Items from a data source
---+---

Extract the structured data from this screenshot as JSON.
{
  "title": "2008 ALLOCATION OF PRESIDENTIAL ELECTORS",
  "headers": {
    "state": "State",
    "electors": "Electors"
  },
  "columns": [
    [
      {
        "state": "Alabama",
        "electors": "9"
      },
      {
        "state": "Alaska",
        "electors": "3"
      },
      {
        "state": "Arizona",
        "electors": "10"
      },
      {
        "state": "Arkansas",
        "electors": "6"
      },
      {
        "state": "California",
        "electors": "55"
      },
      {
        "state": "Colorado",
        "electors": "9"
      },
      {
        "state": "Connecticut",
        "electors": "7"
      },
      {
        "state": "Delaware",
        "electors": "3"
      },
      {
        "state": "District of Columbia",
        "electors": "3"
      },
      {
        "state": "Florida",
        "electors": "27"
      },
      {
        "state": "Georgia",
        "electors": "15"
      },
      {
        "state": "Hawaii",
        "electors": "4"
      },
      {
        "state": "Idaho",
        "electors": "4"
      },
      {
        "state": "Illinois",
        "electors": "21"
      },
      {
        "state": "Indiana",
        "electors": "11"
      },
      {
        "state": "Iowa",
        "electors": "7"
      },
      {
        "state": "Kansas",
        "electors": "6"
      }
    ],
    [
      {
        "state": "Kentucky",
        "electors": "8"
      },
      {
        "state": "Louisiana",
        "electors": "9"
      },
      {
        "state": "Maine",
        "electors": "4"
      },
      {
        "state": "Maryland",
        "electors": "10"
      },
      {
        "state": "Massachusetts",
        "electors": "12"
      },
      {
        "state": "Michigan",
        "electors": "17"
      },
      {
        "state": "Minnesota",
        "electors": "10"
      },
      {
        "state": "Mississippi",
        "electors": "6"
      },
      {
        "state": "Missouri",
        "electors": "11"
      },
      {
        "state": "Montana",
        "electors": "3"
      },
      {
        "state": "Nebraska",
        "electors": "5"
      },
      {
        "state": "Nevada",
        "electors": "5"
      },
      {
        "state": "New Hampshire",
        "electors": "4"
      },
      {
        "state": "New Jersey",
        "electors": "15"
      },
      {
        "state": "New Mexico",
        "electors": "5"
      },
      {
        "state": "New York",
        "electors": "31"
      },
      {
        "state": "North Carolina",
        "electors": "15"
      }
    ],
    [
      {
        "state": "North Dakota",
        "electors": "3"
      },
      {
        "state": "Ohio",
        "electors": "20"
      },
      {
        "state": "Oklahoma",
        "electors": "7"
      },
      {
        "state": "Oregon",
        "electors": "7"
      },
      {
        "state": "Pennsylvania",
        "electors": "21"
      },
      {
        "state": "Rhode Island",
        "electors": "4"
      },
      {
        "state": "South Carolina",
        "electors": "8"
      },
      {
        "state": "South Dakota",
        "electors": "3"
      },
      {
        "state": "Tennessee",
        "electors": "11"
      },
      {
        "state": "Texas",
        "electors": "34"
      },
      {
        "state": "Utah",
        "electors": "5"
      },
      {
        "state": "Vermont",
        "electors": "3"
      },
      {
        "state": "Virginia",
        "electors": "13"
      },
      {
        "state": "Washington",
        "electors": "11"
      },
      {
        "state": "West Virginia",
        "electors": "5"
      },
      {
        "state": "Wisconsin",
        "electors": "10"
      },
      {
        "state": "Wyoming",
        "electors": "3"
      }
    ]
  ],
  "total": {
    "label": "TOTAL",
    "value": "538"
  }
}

---+---

## YOUR TASK
All of the material above needs to be retyped word for word.

## THE REPLY
Extract the structured data from this screenshot as JSON.
{
  "title": "2008 ALLOCATION OF PRESIDENTIAL ELECTORS",
  "headers": {
    "state": "State",
    "electors": "Electors"
  },
  "columns": [
    [
      {
        "state": "Alabama",
        "electors": "9"
      },
      {
        "state": "Alaska",
        "electors": "3"
      },
      {
        "state": "Arizona",
        "electors": "10"
      },
      {
        "state": "Arkansas",
        "electors": "6"
      },
      {
        "state": "California",
        "electors": "55"
      },
      {
        "state": "Colorado",
        "electors": "9"
      },
      {
        "state": "Connecticut",
        "electors": "7"
      },
      {
        "state": "Delaware",
        "electors": "3"
      },
      {
        "state": "District of Columbia",
        "electors": "3"
      },
      {
        "state": "Florida",
        "electors": "27"
      },
      {
        "state": "Georgia",
        "electors": "15"
      },
      {
        "state": "Hawaii",
        "electors": "4"
      },
      {
        "state": "Idaho",
        "electors": "4"
      },
      {
        "state": "Illinois",
        "electors": "21"
      },
      {
        "state": "Indiana",
        "electors": "11"
      },
      {
        "state": "Iowa",
        "electors": "7"
      },
      {
        "state": "Kansas",
        "electors": "6"
      }
    ],
    [
      {
        "state": "Kentucky",
        "electors": "8"
      },
      {
        "state": "Louisiana",
        "electors": "9"
      },
      {
        "state": "Maine",
        "electors": "4"
      },
      {
        "state": "Maryland",
        "electors": "10"
      },
      {
        "state": "Massachusetts",
        "electors": "12"
      },
      {
        "state": "Michigan",
        "electors": "17"
      },
      {
        "state": "Minnesota",
        "electors": "10"
      },
      {
        "state": "Mississippi",
        "electors": "6"
      },
      {
        "state": "Missouri",
        "electors": "11"
      },
      {
        "state": "Montana",
        "electors": "3"
      },
      {
        "state": "Nebraska",
        "electors": "5"
      },
      {
        "state": "Nevada",
        "electors": "5"
      },
      {
        "state": "New Hampshire",
        "electors": "4"
      },
      {
        "state": "New Jersey",
        "electors": "15"
      },
      {
        "state": "New Mexico",
        "electors": "5"
      },
      {
        "state": "New York",
        "electors": "31"
      },
      {
        "state": "North Carolina",
        "electors": "15"
      }
    ],
    [
      {
        "state": "North Dakota",
        "electors": "3"
      },
      {
        "state": "Ohio",
        "electors": "20"
      },
      {
        "state": "Oklahoma",
        "electors": "7"
      },
      {
        "state": "Oregon",
        "electors": "7"
      },
      {
        "state": "Pennsylvania",
        "electors": "21"
      },
      {
        "state": "Rhode Island",
        "electors": "4"
      },
      {
        "state": "South Carolina",
        "electors": "8"
      },
      {
        "state": "South Dakota",
        "electors": "3"
      },
      {
        "state": "Tennessee",
        "electors": "11"
      },
      {
        "state": "Texas",
        "electors": "34"
      },
      {
        "state": "Utah",
        "electors": "5"
      },
      {
        "state": "Vermont",
        "electors": "3"
      },
      {
        "state": "Virginia",
        "electors": "13"
      },
      {
        "state": "Washington",
        "electors": "11"
      },
      {
        "state": "West Virginia",
        "electors": "5"
      },
      {
        "state": "Wisconsin",
        "electors": "10"
      },
      {
        "state": "Wyoming",
        "electors": "3"
      }
    ]
  ],
  "total": {
    "label": "TOTAL",
    "value": "538"
  }
}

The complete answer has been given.